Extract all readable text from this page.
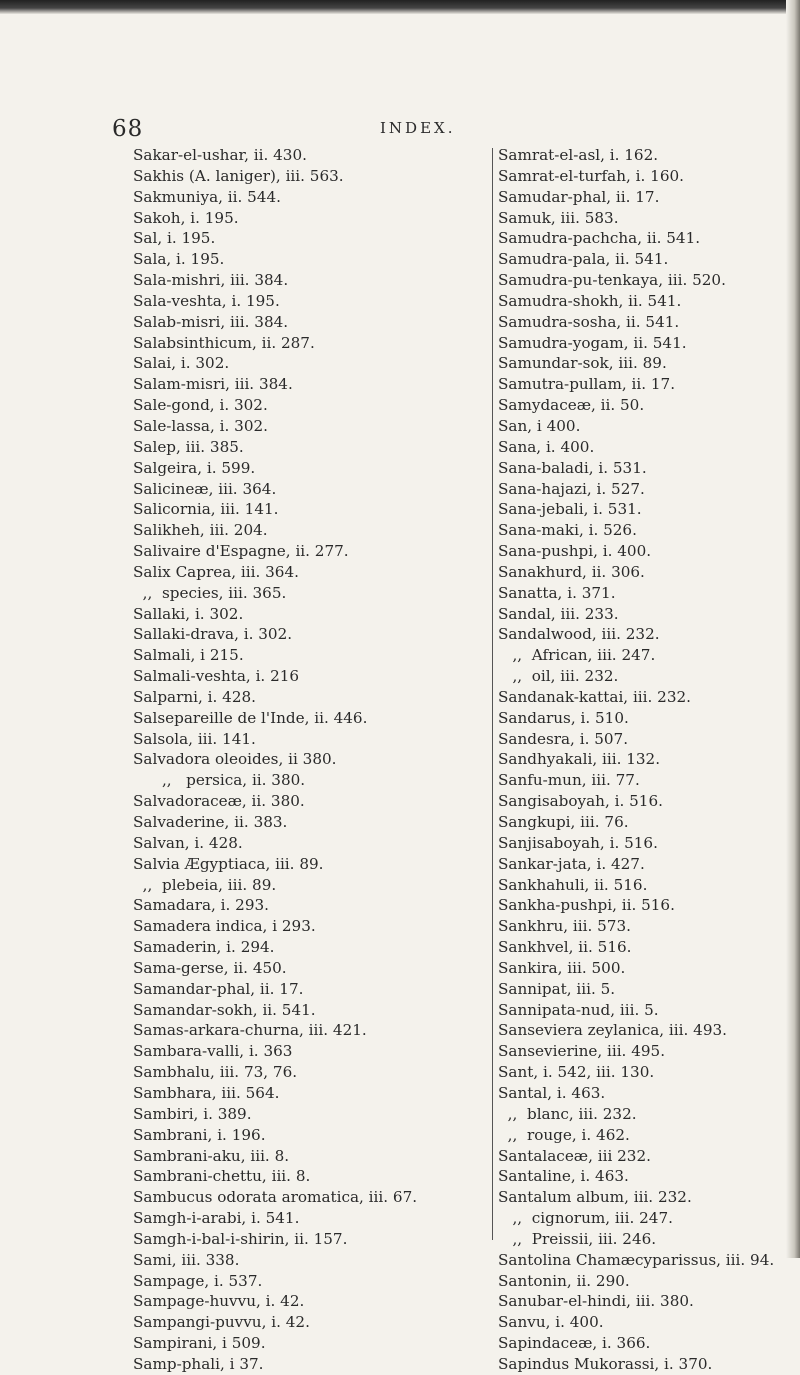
68	INDEX.
Sakar-el-ushar, ii. 430.
Sakhis (A. laniger), iii. 563.
Sakmuniya, ii. 544.
Sakoh, i. 195.
Sal, i. 195.
Sala, i. 195.
Sala-mishri, iii. 384.
Sala-veshta, i. 195.
Salab-misri, iii. 384.
Salabsinthicum, ii. 287.
Salai, i. 302.
Salam-misri, iii. 384.
Sale-gond, i. 302.
Sale-lassa, i. 302.
Salep, iii. 385.
Salgeira, i. 599.
Salicineæ, iii. 364.
Salicornia, iii. 141.
Salikheh, iii. 204.
Salivaire d'Espagne, ii. 277.
Salix Caprea, iii. 364.
,,  species, iii. 365.
Sallaki, i. 302.
Sallaki-drava, i. 302.
Salmali, i 215.
Salmali-veshta, i. 216
Salparni, i. 428.
Salsepareille de l'Inde, ii. 446.
Salsola, iii. 141.
Salvadora oleoides, ii 380.
,,   persica, ii. 380.
Salvadoraceæ, ii. 380.
Salvaderine, ii. 383.
Salvan, i. 428.
Salvia Ægyptiaca, iii. 89.
,,  plebeia, iii. 89.
Samadara, i. 293.
Samadera indica, i 293.
Samaderin, i. 294.
Sama-gerse, ii. 450.
Samandar-phal, ii. 17.
Samandar-sokh, ii. 541.
Samas-arkara-churna, iii. 421.
Sambara-valli, i. 363
Sambhalu, iii. 73, 76.
Sambhara, iii. 564.
Sambiri, i. 389.
Sambrani, i. 196.
Sambrani-aku, iii. 8.
Sambrani-chettu, iii. 8.
Sambucus odorata aromatica, iii. 67.
Samgh-i-arabi, i. 541.
Samgh-i-bal-i-shirin, ii. 157.
Sami, iii. 338.
Sampage, i. 537.
Sampage-huvvu, i. 42.
Sampangi-puvvu, i. 42.
Sampirani, i 509.
Samp-phali, i 37.
Samrat-el-asl, i. 162.
Samrat-el-turfah, i. 160.
Samudar-phal, ii. 17.
Samuk, iii. 583.
Samudra-pachcha, ii. 541.
Samudra-pala, ii. 541.
Samudra-pu-tenkaya, iii. 520.
Samudra-shokh, ii. 541.
Samudra-sosha, ii. 541.
Samudra-yogam, ii. 541.
Samundar-sok, iii. 89.
Samutra-pullam, ii. 17.
Samydaceæ, ii. 50.
San, i 400.
Sana, i. 400.
Sana-baladi, i. 531.
Sana-hajazi, i. 527.
Sana-jebali, i. 531.
Sana-maki, i. 526.
Sana-pushpi, i. 400.
Sanakhurd, ii. 306.
Sanatta, i. 371.
Sandal, iii. 233.
Sandalwood, iii. 232.
,,  African, iii. 247.
,,  oil, iii. 232.
Sandanak-kattai, iii. 232.
Sandarus, i. 510.
Sandesra, i. 507.
Sandhyakali, iii. 132.
Sanfu-mun, iii. 77.
Sangisaboyah, i. 516.
Sangkupi, iii. 76.
Sanjisaboyah, i. 516.
Sankar-jata, i. 427.
Sankhahuli, ii. 516.
Sankha-pushpi, ii. 516.
Sankhru, iii. 573.
Sankhvel, ii. 516.
Sankira, iii. 500.
Sannipat, iii. 5.
Sannipata-nud, iii. 5.
Sanseviera zeylanica, iii. 493.
Sansevierine, iii. 495.
Sant, i. 542, iii. 130.
Santal, i. 463.
,,  blanc, iii. 232.
,,  rouge, i. 462.
Santalaceæ, iii 232.
Santaline, i. 463.
Santalum album, iii. 232.
,,  cignorum, iii. 247.
,,  Preissii, iii. 246.
Santolina Chamæcyparissus, iii. 94.
Santonin, ii. 290.
Sanubar-el-hindi, iii. 380.
Sanvu, i. 400.
Sapindaceæ, i. 366.
Sapindus Mukorassi, i. 370.
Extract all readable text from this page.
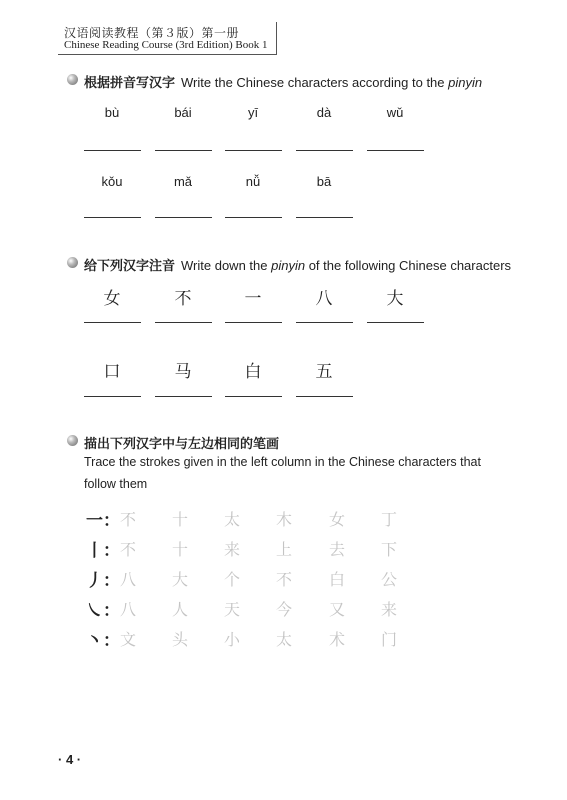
汉语阅读教程（第３版）第一册
Chinese Reading Course (3rd Edition) Book 1
根据拼音写汉字 Write the Chinese characters according to the pinyin
bù	bái	yī	dà	wǔ
kǒu	mǎ	nǚ	bā
给下列汉字注音 Write down the pinyin of the following Chinese characters
女	不	一	八	大
口	马	白	五
描出下列汉字中与左边相同的笔画
Trace the strokes given in the left column in the Chinese characters that
follow them
一： 不	十	太	木	女	丁
丨： 不	十	来	上	去	下
丿： 八	大	个	不	白	公
㇏： 八	人	天	今	又	来
丶： 文	头	小	太	术	门
· 4 ·
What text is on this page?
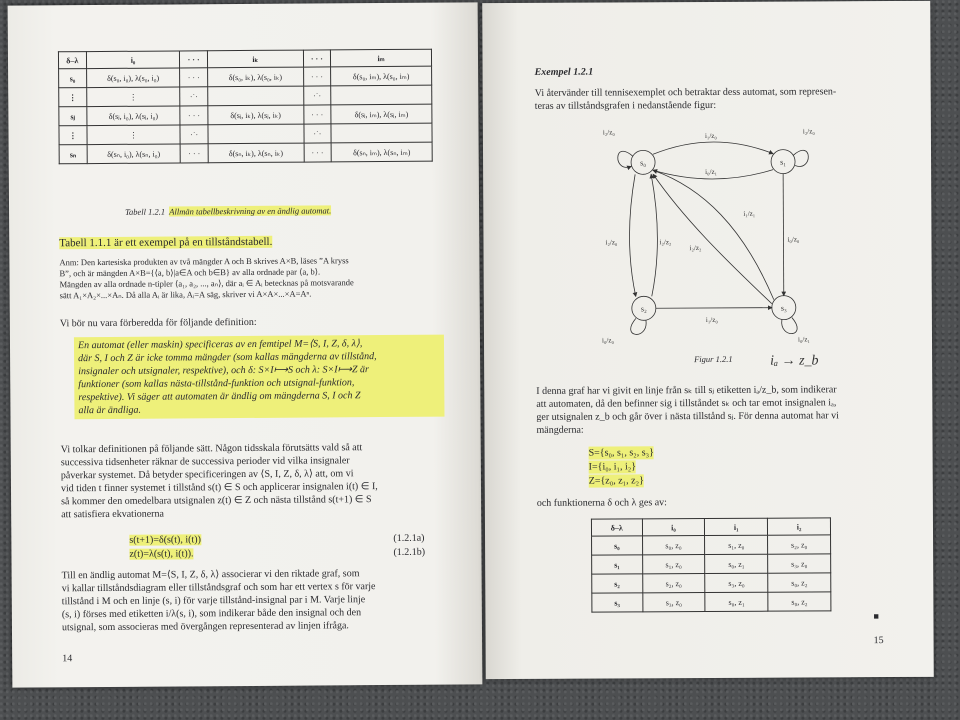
δ–λ	i₀	· · ·	iₖ	· · ·	iₘ
s₀	δ(s₀, i₀), λ(s₀, i₀)	· · ·	δ(s₀, iₖ), λ(s₀, iₖ)	· · ·	δ(s₀, iₘ), λ(s₀, iₘ)
⋮	⋮	·˙·		·˙·	
sⱼ	δ(sⱼ, i₀), λ(sⱼ, i₀)	· · ·	δ(sⱼ, iₖ), λ(sⱼ, iₖ)	· · ·	δ(sⱼ, iₘ), λ(sⱼ, iₘ)
⋮	⋮	·˙·		·˙·	
sₙ	δ(sₙ, i₀), λ(sₙ, i₀)	· · ·	δ(sₙ, iₖ), λ(sₙ, iₖ)	· · ·	δ(sₙ, iₘ), λ(sₙ, iₘ)
Tabell 1.2.1 Allmän tabellbeskrivning av en ändlig automat.
Tabell 1.1.1 är ett exempel på en tillståndstabell.
Anm: Den kartesiska produkten av två mängder A och B skrives A×B, läses ”A kryss
B”, och är mängden A×B={⟨a, b⟩|a∈A och b∈B} av alla ordnade par ⟨a, b⟩.
Mängden av alla ordnade n-tipler ⟨a₁, a₂, ..., aₙ⟩, där aᵢ ∈ Aᵢ betecknas på motsvarande
sätt A₁×A₂×...×Aₙ. Då alla Aᵢ är lika, Aᵢ=A säg, skriver vi A×A×...×A=Aⁿ.
Vi bör nu vara förberedda för följande definition:
En automat (eller maskin) specificeras av en femtipel M=⟨S, I, Z, δ, λ⟩,
där S, I och Z är icke tomma mängder (som kallas mängderna av tillstånd,
insignaler och utsignaler, respektive), och δ: S×I⟼S och λ: S×I⟼Z är
funktioner (som kallas nästa-tillstånd-funktion och utsignal-funktion,
respektive). Vi säger att automaten är ändlig om mängderna S, I och Z
alla är ändliga.
Vi tolkar definitionen på följande sätt. Någon tidsskala förutsätts vald så att
successiva tidsenheter räknar de successiva perioder vid vilka insignaler
påverkar systemet. Då betyder specificeringen av ⟨S, I, Z, δ, λ⟩ att, om vi
vid tiden t finner systemet i tillstånd s(t) ∈ S och applicerar insignalen i(t) ∈ I,
så kommer den omedelbara utsignalen z(t) ∈ Z och nästa tillstånd s(t+1) ∈ S
att satisfiera ekvationerna
s(t+1)=δ(s(t), i(t))	(1.2.1a)
z(t)=λ(s(t), i(t)).	(1.2.1b)
Till en ändlig automat M=⟨S, I, Z, δ, λ⟩ associerar vi den riktade graf, som
vi kallar tillståndsdiagram eller tillståndsgraf och som har ett vertex s för varje
tillstånd i M och en linje (s, i) för varje tillstånd-insignal par i M. Varje linje
(s, i) förses med etiketten i/λ(s, i), som indikerar både den insignal och den
utsignal, som associeras med övergången representerad av linjen ifråga.
14
Exempel 1.2.1
Vi återvänder till tennisexemplet och betraktar dess automat, som represen-
teras av tillståndsgrafen i nedanstående figur:
s₀	s₁
s₂	s₃
i₂/z₀	i₁/z₀
i₀/z₁
i₂/z₀
i₁/z₁
i₀/z₀
i₂/z₂
i₂/z₂
i₂/z₀
i₁/z₀
i₀/z₀	i₀/z₁
Figur 1.2.1	iₐ → z_b
I denna graf har vi givit en linje från sₖ till sⱼ etiketten iₐ/z_b, som indikerar
att automaten, då den befinner sig i tillståndet sₖ och tar emot insignalen iₐ,
ger utsignalen z_b och går över i nästa tillstånd sⱼ. För denna automat har vi
mängderna:
S={s₀, s₁, s₂, s₃}
I={i₀, i₁, i₂}
Z={z₀, z₁, z₂}
och funktionerna δ och λ ges av:
δ–λ	i₀	i₁	i₂
s₀	s₀, z₀	s₁, z₀	s₂, z₀
s₁	s₁, z₀	s₀, z₁	s₃, z₀
s₂	s₂, z₀	s₃, z₀	s₀, z₂
s₃	s₃, z₀	s₀, z₁	s₀, z₂
■
15
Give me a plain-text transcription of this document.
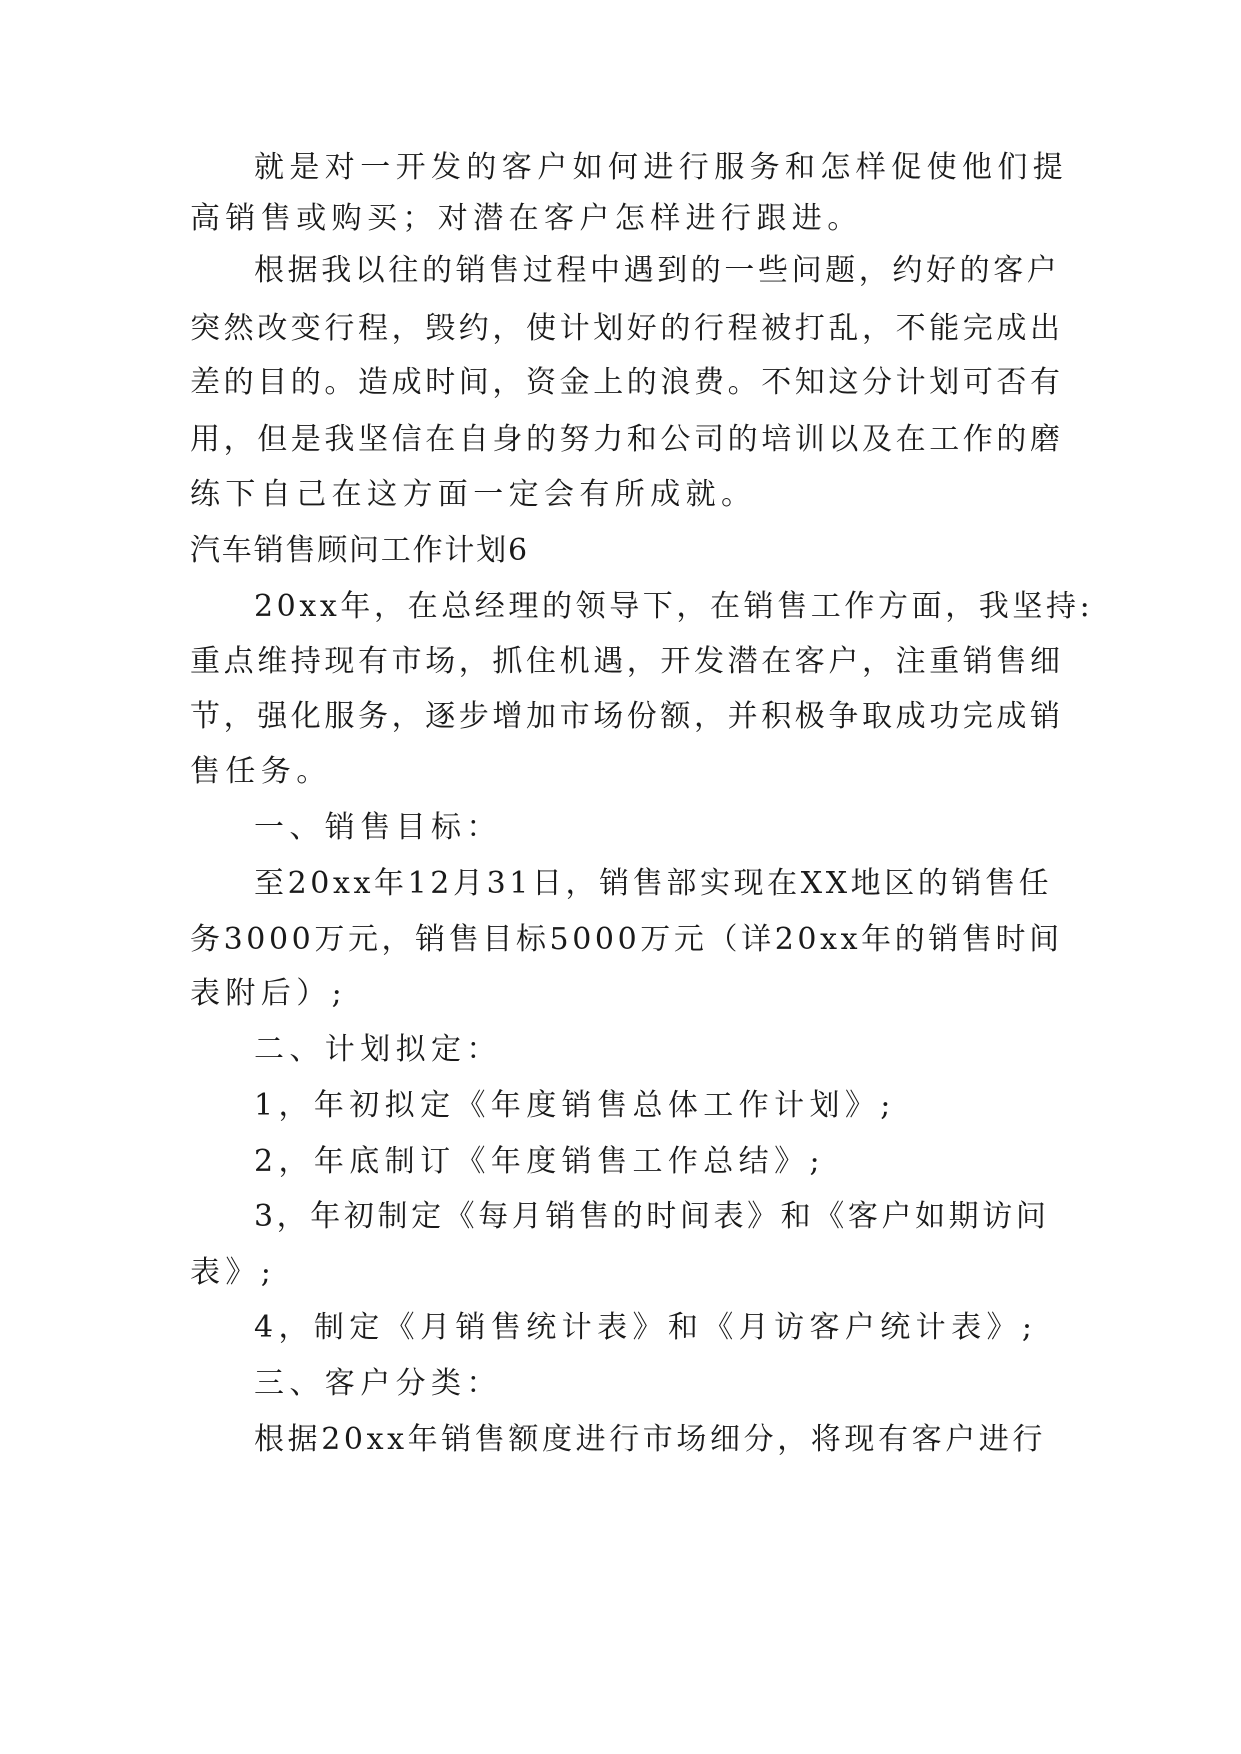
就是对一开发的客户如何进行服务和怎样促使他们提
高销售或购买；对潜在客户怎样进行跟进。
根据我以往的销售过程中遇到的一些问题，约好的客户
突然改变行程，毁约，使计划好的行程被打乱，不能完成出
差的目的。造成时间，资金上的浪费。不知这分计划可否有
用，但是我坚信在自身的努力和公司的培训以及在工作的磨
练下自己在这方面一定会有所成就。
汽车销售顾问工作计划6
20xx年，在总经理的领导下，在销售工作方面，我坚持:
重点维持现有市场，抓住机遇，开发潜在客户，注重销售细
节，强化服务，逐步增加市场份额，并积极争取成功完成销
售任务。
一、销售目标：
至20xx年12月31日，销售部实现在XX地区的销售任
务3000万元，销售目标5000万元（详20xx年的销售时间
表附后）;
二、计划拟定：
1，年初拟定《年度销售总体工作计划》;
2，年底制订《年度销售工作总结》;
3，年初制定《每月销售的时间表》和《客户如期访问
表》;
4，制定《月销售统计表》和《月访客户统计表》;
三、客户分类：
根据20xx年销售额度进行市场细分，将现有客户进行
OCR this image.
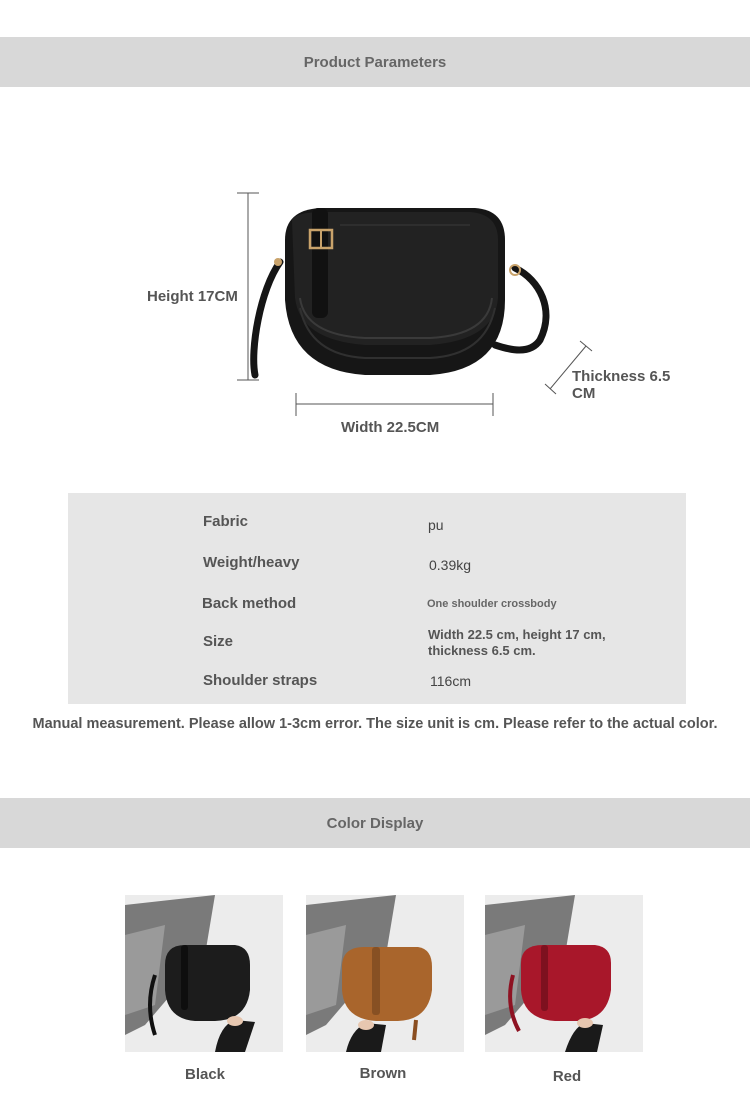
Product Parameters
Height 17CM
Width 22.5CM
Thickness 6.5
CM
Fabric	pu
Weight/heavy	0.39kg
Back method	One shoulder crossbody
Size	Width 22.5 cm, height 17 cm,
thickness 6.5 cm.
Shoulder straps	116cm
Manual measurement. Please allow 1-3cm error. The size unit is cm. Please refer to the actual color.
Color Display
Black	Brown	Red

_Stated task_
Filter the data for the string "eller" and copy every line that has it.

_Complete output_
En automat (eller maskin) specificeras av en femtipel M=⟨S, I, Z, δ, λ⟩,
vi kallar tillståndsdiagram eller tillståndsgraf och som har ett vertex s för varje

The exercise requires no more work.